::: Data to process :::
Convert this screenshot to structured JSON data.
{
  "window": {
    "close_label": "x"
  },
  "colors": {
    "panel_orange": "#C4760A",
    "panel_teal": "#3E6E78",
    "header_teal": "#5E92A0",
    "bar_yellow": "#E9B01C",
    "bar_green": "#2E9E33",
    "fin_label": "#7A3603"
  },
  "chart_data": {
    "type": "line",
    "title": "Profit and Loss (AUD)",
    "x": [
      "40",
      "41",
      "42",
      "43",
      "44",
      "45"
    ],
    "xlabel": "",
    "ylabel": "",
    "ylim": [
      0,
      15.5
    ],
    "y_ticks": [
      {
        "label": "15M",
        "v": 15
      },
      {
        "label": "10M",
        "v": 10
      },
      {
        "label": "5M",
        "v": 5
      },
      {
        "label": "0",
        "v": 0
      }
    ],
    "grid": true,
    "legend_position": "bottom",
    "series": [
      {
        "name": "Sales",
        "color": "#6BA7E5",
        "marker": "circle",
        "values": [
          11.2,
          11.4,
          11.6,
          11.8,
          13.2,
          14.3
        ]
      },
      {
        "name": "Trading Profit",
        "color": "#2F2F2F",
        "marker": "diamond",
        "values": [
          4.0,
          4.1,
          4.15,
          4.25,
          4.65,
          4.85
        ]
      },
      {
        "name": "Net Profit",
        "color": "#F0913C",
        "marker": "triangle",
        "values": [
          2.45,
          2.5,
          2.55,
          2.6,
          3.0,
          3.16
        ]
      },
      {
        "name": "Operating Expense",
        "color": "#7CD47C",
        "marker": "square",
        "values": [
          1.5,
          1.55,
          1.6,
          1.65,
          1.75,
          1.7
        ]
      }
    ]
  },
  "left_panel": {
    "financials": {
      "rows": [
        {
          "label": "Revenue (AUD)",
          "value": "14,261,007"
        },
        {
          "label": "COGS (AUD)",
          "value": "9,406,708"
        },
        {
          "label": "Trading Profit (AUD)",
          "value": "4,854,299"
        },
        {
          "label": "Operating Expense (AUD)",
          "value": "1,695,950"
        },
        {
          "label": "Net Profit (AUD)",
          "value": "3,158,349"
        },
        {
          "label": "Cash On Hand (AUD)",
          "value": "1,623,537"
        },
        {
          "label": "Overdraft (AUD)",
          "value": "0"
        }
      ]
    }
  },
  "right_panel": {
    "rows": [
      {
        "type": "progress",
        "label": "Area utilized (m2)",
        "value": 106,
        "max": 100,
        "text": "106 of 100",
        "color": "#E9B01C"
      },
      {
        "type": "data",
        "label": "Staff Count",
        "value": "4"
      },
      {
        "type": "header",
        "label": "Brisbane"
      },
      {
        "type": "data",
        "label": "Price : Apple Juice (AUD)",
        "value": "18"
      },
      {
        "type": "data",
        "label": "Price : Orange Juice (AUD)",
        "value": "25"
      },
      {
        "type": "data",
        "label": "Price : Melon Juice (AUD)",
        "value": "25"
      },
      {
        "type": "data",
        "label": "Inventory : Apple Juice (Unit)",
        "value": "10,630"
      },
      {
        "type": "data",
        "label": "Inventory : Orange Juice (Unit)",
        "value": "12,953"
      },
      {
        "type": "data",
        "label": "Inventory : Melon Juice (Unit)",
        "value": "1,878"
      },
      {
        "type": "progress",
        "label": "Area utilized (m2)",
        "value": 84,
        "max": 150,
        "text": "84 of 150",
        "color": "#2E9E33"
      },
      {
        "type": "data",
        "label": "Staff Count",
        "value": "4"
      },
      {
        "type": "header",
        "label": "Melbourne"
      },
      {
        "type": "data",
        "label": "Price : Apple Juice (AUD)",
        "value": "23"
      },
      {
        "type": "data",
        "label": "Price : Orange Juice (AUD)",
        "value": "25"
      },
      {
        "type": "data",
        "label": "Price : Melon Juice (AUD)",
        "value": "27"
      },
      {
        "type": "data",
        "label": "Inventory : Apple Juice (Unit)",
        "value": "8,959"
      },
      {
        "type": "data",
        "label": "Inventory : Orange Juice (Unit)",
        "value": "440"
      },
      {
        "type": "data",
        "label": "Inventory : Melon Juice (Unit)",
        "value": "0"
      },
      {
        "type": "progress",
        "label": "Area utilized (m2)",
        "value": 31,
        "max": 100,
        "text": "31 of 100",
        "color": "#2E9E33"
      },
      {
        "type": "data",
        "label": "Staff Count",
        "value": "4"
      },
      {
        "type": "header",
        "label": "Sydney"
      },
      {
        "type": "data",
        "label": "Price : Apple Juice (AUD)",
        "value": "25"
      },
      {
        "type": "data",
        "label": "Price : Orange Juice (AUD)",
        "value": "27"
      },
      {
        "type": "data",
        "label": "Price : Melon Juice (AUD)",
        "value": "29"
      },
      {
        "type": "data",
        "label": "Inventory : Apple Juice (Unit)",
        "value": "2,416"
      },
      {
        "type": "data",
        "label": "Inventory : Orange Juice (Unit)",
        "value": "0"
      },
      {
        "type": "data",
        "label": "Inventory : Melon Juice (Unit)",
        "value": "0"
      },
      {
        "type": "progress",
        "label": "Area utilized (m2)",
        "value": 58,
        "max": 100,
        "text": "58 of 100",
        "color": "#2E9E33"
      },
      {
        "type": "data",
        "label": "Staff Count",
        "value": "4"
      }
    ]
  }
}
:::
Give all of the entries again, word for word.

• _Complete output_
Convert this screenshot to structured JSON data.
{
  "window": {
    "close_label": "x"
  },
  "colors": {
    "panel_orange": "#C4760A",
    "panel_teal": "#3E6E78",
    "header_teal": "#5E92A0",
    "bar_yellow": "#E9B01C",
    "bar_green": "#2E9E33",
    "fin_label": "#7A3603"
  },
  "chart_data": {
    "type": "line",
    "title": "Profit and Loss (AUD)",
    "x": [
      "40",
      "41",
      "42",
      "43",
      "44",
      "45"
    ],
    "xlabel": "",
    "ylabel": "",
    "ylim": [
      0,
      15.5
    ],
    "y_ticks": [
      {
        "label": "15M",
        "v": 15
      },
      {
        "label": "10M",
        "v": 10
      },
      {
        "label": "5M",
        "v": 5
      },
      {
        "label": "0",
        "v": 0
      }
    ],
    "grid": true,
    "legend_position": "bottom",
    "series": [
      {
        "name": "Sales",
        "color": "#6BA7E5",
        "marker": "circle",
        "values": [
          11.2,
          11.4,
          11.6,
          11.8,
          13.2,
          14.3
        ]
      },
      {
        "name": "Trading Profit",
        "color": "#2F2F2F",
        "marker": "diamond",
        "values": [
          4.0,
          4.1,
          4.15,
          4.25,
          4.65,
          4.85
        ]
      },
      {
        "name": "Net Profit",
        "color": "#F0913C",
        "marker": "triangle",
        "values": [
          2.45,
          2.5,
          2.55,
          2.6,
          3.0,
          3.16
        ]
      },
      {
        "name": "Operating Expense",
        "color": "#7CD47C",
        "marker": "square",
        "values": [
          1.5,
          1.55,
          1.6,
          1.65,
          1.75,
          1.7
        ]
      }
    ]
  },
  "left_panel": {
    "financials": {
      "rows": [
        {
          "label": "Revenue (AUD)",
          "value": "14,261,007"
        },
        {
          "label": "COGS (AUD)",
          "value": "9,406,708"
        },
        {
          "label": "Trading Profit (AUD)",
          "value": "4,854,299"
        },
        {
          "label": "Operating Expense (AUD)",
          "value": "1,695,950"
        },
        {
          "label": "Net Profit (AUD)",
          "value": "3,158,349"
        },
        {
          "label": "Cash On Hand (AUD)",
          "value": "1,623,537"
        },
        {
          "label": "Overdraft (AUD)",
          "value": "0"
        }
      ]
    }
  },
  "right_panel": {
    "rows": [
      {
        "type": "progress",
        "label": "Area utilized (m2)",
        "value": 106,
        "max": 100,
        "text": "106 of 100",
        "color": "#E9B01C"
      },
      {
        "type": "data",
        "label": "Staff Count",
        "value": "4"
      },
      {
        "type": "header",
        "label": "Brisbane"
      },
      {
        "type": "data",
        "label": "Price : Apple Juice (AUD)",
        "value": "18"
      },
      {
        "type": "data",
        "label": "Price : Orange Juice (AUD)",
        "value": "25"
      },
      {
        "type": "data",
        "label": "Price : Melon Juice (AUD)",
        "value": "25"
      },
      {
        "type": "data",
        "label": "Inventory : Apple Juice (Unit)",
        "value": "10,630"
      },
      {
        "type": "data",
        "label": "Inventory : Orange Juice (Unit)",
        "value": "12,953"
      },
      {
        "type": "data",
        "label": "Inventory : Melon Juice (Unit)",
        "value": "1,878"
      },
      {
        "type": "progress",
        "label": "Area utilized (m2)",
        "value": 84,
        "max": 150,
        "text": "84 of 150",
        "color": "#2E9E33"
      },
      {
        "type": "data",
        "label": "Staff Count",
        "value": "4"
      },
      {
        "type": "header",
        "label": "Melbourne"
      },
      {
        "type": "data",
        "label": "Price : Apple Juice (AUD)",
        "value": "23"
      },
      {
        "type": "data",
        "label": "Price : Orange Juice (AUD)",
        "value": "25"
      },
      {
        "type": "data",
        "label": "Price : Melon Juice (AUD)",
        "value": "27"
      },
      {
        "type": "data",
        "label": "Inventory : Apple Juice (Unit)",
        "value": "8,959"
      },
      {
        "type": "data",
        "label": "Inventory : Orange Juice (Unit)",
        "value": "440"
      },
      {
        "type": "data",
        "label": "Inventory : Melon Juice (Unit)",
        "value": "0"
      },
      {
        "type": "progress",
        "label": "Area utilized (m2)",
        "value": 31,
        "max": 100,
        "text": "31 of 100",
        "color": "#2E9E33"
      },
      {
        "type": "data",
        "label": "Staff Count",
        "value": "4"
      },
      {
        "type": "header",
        "label": "Sydney"
      },
      {
        "type": "data",
        "label": "Price : Apple Juice (AUD)",
        "value": "25"
      },
      {
        "type": "data",
        "label": "Price : Orange Juice (AUD)",
        "value": "27"
      },
      {
        "type": "data",
        "label": "Price : Melon Juice (AUD)",
        "value": "29"
      },
      {
        "type": "data",
        "label": "Inventory : Apple Juice (Unit)",
        "value": "2,416"
      },
      {
        "type": "data",
        "label": "Inventory : Orange Juice (Unit)",
        "value": "0"
      },
      {
        "type": "data",
        "label": "Inventory : Melon Juice (Unit)",
        "value": "0"
      },
      {
        "type": "progress",
        "label": "Area utilized (m2)",
        "value": 58,
        "max": 100,
        "text": "58 of 100",
        "color": "#2E9E33"
      },
      {
        "type": "data",
        "label": "Staff Count",
        "value": "4"
      }
    ]
  }
}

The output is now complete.